Information given section start

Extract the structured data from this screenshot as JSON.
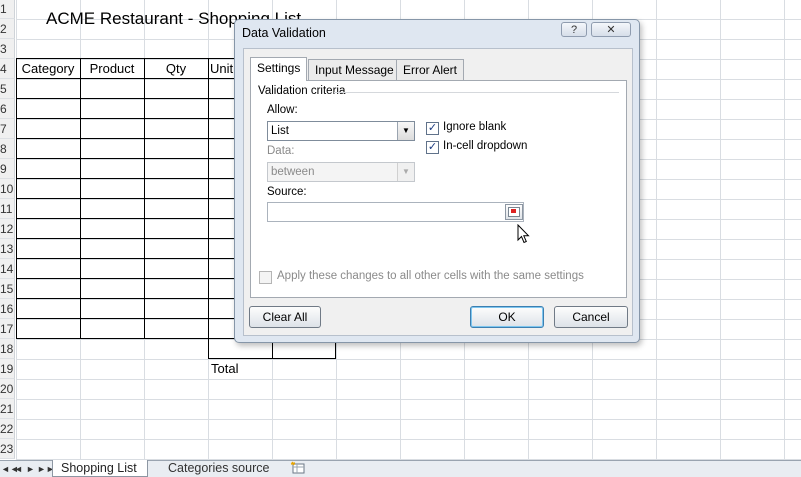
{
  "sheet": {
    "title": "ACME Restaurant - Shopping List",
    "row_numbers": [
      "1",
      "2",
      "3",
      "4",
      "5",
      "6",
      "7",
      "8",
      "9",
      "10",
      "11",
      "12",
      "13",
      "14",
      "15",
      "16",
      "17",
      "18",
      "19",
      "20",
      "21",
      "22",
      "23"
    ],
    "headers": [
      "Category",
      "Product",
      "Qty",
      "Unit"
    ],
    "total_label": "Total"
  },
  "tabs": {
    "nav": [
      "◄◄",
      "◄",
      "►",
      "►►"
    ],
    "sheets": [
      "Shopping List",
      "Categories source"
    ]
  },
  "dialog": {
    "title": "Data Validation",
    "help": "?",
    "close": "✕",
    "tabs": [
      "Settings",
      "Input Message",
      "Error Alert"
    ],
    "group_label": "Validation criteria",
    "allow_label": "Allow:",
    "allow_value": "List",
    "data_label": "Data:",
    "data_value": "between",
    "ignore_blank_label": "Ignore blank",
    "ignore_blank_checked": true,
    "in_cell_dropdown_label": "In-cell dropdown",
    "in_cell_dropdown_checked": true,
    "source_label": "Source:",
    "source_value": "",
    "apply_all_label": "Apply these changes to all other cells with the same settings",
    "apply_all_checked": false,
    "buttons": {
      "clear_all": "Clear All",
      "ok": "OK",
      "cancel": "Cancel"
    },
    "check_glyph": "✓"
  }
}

Information given section end
Information given section start

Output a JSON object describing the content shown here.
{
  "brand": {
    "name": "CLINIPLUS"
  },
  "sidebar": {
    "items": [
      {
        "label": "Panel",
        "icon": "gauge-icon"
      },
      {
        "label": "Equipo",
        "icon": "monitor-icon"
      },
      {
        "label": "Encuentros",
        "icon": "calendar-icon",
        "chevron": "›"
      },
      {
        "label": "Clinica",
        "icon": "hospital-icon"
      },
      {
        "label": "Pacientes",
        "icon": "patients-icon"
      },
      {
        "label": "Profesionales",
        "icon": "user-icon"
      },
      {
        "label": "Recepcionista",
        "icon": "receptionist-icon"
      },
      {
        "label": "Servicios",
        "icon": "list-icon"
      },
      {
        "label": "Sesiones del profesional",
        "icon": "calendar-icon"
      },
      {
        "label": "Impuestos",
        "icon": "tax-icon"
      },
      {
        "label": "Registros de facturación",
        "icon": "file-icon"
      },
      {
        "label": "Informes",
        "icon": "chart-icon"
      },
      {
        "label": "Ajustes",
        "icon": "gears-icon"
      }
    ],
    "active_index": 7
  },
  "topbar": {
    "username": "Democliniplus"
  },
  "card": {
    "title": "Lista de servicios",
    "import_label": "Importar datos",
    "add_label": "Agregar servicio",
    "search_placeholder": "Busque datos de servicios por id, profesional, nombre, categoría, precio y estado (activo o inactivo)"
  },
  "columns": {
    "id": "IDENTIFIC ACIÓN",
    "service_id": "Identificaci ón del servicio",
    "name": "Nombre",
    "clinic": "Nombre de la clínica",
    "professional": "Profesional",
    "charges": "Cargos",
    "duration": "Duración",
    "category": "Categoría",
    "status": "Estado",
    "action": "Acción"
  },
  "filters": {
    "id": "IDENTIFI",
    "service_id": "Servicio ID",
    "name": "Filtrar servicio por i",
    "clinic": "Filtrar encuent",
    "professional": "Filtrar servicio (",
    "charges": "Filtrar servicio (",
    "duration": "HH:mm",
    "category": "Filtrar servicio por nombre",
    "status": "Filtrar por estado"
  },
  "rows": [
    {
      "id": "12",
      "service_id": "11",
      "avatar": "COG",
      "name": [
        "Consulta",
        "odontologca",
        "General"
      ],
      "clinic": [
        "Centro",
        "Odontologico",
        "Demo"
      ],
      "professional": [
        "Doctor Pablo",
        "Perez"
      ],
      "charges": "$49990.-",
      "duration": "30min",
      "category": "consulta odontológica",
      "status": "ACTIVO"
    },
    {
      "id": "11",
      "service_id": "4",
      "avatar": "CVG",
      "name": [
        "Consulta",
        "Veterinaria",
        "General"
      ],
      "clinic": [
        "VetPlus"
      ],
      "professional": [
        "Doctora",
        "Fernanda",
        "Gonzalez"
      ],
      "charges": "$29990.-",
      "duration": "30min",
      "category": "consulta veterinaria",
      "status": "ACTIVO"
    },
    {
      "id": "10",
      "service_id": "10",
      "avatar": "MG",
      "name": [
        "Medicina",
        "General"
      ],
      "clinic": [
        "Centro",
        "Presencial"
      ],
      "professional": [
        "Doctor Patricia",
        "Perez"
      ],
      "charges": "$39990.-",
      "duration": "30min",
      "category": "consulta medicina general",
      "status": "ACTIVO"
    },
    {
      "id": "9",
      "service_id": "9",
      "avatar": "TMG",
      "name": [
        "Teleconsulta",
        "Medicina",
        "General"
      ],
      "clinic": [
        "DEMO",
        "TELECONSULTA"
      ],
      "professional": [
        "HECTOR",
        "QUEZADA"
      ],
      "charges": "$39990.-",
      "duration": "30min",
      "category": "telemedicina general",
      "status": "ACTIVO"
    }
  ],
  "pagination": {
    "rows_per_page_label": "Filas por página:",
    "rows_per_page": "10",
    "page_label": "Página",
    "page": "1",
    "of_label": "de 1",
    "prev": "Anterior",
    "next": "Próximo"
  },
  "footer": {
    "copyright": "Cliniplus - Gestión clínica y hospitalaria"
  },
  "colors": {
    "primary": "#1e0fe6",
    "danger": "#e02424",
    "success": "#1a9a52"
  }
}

Information given section end

Work item
Work out how many lines above include the string "avatar", then give that number alone.

Worked solution
4